Gather each line of the records where "name" appears.

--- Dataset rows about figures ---

--- begin ---

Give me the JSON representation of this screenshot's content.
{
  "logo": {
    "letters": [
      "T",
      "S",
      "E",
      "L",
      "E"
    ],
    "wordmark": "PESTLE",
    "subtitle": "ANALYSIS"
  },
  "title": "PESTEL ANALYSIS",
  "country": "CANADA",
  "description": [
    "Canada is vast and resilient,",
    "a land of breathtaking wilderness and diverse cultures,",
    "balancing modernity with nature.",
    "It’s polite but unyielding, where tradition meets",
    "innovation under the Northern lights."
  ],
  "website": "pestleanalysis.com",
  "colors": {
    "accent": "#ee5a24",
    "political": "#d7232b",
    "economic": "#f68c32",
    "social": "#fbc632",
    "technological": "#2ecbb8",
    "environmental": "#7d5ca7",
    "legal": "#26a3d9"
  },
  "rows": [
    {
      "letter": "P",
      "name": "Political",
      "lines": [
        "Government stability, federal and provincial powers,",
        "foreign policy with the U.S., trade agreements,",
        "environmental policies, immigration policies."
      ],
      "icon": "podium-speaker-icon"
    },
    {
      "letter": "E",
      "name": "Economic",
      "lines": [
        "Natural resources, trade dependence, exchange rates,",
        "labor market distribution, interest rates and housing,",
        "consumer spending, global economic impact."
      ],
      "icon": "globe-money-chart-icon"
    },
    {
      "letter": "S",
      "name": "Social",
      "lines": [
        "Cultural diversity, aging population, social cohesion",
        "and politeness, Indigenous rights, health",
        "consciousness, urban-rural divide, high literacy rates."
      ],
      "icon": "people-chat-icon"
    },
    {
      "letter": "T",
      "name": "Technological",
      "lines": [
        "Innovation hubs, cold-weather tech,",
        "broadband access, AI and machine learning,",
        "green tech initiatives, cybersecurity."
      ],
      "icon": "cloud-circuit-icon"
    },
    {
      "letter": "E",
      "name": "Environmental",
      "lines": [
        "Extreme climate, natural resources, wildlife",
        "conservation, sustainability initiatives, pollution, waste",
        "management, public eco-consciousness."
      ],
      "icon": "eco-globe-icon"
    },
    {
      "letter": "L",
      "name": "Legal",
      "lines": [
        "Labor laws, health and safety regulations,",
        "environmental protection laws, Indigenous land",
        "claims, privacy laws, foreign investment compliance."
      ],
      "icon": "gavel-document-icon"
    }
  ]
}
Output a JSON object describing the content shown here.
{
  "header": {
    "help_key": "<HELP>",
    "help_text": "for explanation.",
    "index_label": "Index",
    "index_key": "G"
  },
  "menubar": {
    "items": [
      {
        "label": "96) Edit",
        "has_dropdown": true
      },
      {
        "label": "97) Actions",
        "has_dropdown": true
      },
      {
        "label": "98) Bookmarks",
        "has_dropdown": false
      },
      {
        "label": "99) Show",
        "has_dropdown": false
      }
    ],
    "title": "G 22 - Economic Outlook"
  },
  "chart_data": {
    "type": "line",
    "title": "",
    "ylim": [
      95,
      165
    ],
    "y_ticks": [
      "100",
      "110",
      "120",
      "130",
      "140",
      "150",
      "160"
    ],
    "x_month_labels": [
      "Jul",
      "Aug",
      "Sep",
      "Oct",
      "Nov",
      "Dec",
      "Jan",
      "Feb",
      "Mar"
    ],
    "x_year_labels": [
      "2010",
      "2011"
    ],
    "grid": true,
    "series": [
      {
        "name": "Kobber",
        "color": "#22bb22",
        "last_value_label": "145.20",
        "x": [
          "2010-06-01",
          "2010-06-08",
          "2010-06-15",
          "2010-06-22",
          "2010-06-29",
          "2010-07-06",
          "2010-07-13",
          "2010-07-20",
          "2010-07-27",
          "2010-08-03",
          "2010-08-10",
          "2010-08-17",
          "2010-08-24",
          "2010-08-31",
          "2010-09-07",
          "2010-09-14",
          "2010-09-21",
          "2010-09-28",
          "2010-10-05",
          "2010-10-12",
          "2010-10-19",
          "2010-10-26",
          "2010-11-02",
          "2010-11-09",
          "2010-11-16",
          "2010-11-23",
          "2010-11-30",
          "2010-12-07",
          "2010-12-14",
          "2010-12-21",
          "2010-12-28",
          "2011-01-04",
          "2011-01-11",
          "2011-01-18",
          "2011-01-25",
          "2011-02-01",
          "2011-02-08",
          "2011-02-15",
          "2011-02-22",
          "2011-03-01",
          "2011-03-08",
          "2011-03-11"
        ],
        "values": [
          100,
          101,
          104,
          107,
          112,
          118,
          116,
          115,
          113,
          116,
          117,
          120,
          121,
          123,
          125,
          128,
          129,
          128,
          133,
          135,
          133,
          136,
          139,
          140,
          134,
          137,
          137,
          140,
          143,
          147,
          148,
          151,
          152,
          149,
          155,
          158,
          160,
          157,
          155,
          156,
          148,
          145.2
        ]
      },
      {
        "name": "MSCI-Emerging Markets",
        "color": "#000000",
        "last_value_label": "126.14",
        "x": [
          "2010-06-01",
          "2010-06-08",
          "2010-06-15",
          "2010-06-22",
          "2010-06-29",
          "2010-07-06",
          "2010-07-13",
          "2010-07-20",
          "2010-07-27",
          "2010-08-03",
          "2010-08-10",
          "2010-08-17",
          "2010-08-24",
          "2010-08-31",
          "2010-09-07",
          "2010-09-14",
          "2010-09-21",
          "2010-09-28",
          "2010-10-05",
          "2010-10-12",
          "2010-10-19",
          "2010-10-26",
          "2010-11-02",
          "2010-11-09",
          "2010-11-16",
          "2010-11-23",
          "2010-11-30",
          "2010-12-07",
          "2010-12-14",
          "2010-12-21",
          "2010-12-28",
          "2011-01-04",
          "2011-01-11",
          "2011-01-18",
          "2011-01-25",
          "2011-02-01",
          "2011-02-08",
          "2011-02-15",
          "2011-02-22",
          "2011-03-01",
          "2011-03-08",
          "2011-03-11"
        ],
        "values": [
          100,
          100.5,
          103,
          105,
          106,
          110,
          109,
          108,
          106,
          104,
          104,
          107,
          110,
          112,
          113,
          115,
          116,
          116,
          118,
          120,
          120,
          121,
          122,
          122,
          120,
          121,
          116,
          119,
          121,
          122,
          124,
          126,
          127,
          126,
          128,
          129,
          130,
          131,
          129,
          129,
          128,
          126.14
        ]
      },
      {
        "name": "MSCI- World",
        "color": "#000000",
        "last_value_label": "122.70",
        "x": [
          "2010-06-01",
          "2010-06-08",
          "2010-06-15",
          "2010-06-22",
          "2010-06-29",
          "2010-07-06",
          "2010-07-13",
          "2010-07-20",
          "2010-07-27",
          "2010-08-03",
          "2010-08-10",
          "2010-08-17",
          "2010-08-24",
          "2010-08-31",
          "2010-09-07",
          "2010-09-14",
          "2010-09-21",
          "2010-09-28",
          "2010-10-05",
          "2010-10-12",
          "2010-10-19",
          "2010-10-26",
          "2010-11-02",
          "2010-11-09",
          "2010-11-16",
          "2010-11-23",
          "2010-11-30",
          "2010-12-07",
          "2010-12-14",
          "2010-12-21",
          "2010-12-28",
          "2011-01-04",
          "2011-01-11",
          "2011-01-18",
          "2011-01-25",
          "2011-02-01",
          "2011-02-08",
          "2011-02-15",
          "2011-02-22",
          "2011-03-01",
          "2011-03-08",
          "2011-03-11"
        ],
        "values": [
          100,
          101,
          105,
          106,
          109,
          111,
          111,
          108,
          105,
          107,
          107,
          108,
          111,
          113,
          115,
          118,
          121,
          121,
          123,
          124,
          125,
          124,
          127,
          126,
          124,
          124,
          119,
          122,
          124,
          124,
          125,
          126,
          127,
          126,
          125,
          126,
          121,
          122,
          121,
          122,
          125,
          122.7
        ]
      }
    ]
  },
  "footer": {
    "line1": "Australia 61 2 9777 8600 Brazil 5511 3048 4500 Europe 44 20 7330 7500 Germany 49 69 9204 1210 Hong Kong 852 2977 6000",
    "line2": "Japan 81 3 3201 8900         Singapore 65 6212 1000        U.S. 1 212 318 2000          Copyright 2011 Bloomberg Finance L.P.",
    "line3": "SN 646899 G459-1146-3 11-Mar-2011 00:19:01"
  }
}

--- end ---

--- Response ---
      "name": "Political",
      "name": "Economic",
      "name": "Social",
      "name": "Technological",
      "name": "Environmental",
      "name": "Legal",
        "name": "Kobber",
        "name": "MSCI-Emerging Markets",
        "name": "MSCI- World",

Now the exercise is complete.